Wherever the word "subtitle" appears in a line, extract that line.

--- Begin ---

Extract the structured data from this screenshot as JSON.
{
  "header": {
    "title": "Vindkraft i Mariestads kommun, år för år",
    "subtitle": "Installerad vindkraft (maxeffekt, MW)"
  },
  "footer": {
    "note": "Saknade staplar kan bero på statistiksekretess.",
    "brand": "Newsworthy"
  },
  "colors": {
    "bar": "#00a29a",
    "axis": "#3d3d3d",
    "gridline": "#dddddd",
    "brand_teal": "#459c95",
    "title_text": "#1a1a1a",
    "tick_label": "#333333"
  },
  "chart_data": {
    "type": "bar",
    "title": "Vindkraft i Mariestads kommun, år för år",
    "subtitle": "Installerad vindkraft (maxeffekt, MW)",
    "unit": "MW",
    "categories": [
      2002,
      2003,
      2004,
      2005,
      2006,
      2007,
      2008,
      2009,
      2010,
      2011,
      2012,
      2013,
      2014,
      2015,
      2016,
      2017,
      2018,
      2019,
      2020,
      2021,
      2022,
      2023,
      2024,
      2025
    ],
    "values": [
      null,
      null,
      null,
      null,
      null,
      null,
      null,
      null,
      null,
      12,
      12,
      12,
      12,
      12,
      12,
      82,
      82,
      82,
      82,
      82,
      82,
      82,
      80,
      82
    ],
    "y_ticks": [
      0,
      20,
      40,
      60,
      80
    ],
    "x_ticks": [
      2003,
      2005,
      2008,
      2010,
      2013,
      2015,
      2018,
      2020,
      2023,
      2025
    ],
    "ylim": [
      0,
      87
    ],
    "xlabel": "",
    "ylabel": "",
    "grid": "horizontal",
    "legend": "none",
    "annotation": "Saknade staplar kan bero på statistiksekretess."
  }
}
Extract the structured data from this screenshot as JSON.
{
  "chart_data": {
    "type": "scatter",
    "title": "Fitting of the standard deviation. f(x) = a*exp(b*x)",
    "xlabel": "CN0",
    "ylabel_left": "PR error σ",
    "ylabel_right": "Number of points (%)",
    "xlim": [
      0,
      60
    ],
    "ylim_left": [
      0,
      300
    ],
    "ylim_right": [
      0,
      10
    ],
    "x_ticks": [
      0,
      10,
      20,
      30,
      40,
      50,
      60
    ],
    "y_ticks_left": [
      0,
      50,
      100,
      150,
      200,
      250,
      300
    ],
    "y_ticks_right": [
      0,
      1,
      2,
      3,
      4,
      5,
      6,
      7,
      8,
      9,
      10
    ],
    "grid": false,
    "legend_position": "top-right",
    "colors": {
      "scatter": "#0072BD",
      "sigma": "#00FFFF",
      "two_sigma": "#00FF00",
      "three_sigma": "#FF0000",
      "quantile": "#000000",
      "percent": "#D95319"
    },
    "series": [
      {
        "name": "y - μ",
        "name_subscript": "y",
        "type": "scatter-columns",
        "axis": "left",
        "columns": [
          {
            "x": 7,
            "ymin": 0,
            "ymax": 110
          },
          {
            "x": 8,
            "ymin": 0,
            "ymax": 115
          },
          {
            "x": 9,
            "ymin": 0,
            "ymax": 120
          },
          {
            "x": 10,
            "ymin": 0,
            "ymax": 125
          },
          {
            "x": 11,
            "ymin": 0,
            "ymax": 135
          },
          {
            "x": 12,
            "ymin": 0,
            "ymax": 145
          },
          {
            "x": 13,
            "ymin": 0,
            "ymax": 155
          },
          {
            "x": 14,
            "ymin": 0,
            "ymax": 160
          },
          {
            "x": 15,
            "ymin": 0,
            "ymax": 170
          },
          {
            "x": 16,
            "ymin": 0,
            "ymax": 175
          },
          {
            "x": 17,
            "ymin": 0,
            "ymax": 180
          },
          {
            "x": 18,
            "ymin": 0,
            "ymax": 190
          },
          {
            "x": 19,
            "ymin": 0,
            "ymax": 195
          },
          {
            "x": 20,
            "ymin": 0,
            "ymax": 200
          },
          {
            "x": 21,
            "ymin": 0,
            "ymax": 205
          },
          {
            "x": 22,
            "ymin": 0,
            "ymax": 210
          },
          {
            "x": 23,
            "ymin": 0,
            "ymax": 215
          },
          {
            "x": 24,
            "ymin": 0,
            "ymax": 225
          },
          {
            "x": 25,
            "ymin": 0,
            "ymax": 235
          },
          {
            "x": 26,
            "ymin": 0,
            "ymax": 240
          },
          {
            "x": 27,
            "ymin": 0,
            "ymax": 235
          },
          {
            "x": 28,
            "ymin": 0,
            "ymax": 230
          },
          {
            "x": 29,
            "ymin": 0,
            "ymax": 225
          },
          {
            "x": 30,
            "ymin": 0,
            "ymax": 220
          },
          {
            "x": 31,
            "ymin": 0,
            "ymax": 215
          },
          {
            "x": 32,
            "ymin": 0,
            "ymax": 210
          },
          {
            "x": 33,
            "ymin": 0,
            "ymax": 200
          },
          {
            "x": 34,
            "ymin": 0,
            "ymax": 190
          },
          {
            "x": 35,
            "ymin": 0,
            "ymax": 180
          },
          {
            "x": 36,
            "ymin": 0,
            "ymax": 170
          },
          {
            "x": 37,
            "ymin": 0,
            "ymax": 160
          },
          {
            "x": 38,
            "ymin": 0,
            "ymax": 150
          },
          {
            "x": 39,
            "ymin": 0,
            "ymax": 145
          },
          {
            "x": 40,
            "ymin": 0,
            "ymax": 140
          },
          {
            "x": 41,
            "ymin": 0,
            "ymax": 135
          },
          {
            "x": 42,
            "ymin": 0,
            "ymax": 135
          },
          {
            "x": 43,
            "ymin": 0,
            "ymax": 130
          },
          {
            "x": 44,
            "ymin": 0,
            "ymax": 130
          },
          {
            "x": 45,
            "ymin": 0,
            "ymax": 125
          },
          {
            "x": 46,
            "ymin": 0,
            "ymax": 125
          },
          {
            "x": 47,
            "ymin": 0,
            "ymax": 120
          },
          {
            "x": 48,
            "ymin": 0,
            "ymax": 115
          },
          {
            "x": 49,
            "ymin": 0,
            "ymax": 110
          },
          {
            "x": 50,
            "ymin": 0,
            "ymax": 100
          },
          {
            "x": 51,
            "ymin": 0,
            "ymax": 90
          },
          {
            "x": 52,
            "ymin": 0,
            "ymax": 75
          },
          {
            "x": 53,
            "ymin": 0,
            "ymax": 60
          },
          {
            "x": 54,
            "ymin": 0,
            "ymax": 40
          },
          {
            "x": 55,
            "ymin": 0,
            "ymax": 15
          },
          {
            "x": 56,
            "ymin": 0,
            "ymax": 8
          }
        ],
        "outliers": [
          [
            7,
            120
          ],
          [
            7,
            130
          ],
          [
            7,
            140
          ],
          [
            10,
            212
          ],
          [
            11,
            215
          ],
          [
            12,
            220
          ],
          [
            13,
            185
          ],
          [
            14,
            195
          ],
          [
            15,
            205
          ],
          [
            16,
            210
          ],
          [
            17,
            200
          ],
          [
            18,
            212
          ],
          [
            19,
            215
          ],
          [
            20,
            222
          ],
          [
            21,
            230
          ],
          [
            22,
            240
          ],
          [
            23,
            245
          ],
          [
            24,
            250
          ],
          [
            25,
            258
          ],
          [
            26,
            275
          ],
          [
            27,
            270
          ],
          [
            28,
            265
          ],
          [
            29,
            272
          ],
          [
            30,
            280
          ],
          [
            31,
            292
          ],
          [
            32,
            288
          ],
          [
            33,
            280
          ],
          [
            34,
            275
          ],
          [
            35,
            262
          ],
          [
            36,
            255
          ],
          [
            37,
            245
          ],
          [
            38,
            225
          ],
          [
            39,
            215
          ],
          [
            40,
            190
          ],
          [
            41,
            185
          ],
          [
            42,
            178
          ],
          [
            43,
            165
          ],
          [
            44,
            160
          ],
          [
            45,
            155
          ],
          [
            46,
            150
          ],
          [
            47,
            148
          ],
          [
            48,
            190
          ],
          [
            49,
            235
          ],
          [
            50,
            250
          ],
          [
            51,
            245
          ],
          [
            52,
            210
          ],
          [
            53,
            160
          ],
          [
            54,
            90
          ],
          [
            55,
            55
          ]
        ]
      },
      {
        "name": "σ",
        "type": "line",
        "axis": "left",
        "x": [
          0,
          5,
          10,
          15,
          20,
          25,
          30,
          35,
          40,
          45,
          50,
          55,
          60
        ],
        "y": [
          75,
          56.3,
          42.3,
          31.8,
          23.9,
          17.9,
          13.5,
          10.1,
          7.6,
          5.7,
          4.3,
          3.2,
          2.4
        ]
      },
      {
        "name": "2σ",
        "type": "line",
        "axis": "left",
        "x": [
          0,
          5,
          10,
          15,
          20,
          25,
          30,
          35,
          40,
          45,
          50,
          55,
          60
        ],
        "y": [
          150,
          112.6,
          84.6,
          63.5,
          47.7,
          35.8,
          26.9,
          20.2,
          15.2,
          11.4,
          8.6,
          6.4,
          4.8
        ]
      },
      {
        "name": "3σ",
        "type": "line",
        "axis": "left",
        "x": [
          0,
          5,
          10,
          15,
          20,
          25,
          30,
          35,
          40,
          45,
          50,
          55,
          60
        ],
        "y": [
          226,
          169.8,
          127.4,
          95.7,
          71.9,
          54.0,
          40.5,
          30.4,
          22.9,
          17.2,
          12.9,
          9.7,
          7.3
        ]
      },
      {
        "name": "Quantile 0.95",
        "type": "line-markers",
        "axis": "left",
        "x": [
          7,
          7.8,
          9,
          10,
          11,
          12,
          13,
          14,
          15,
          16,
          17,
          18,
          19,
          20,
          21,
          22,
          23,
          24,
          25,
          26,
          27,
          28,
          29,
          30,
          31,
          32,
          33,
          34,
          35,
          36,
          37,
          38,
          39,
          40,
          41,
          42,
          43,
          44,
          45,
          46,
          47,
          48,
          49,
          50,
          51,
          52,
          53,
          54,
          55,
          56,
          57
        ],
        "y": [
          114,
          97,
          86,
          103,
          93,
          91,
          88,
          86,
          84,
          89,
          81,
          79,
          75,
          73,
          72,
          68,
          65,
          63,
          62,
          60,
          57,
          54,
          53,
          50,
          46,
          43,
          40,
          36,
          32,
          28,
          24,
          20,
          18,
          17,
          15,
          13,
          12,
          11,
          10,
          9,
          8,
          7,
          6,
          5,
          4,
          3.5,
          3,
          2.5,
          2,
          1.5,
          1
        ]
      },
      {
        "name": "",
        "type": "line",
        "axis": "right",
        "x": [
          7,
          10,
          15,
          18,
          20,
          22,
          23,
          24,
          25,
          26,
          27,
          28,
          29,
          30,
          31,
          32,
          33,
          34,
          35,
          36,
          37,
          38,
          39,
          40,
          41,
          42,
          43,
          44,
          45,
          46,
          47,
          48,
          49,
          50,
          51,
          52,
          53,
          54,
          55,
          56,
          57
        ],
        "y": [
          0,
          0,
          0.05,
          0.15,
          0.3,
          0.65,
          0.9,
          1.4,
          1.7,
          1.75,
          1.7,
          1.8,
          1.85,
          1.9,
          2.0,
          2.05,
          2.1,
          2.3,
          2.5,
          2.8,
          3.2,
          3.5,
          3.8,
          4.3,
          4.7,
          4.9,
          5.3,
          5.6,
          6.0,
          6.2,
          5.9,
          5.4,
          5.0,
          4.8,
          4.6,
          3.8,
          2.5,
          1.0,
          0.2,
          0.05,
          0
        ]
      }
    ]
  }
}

--- End ---

RESPONSE
    "subtitle": "Installerad vindkraft (maxeffekt, MW)"
    "subtitle": "Installerad vindkraft (maxeffekt, MW)",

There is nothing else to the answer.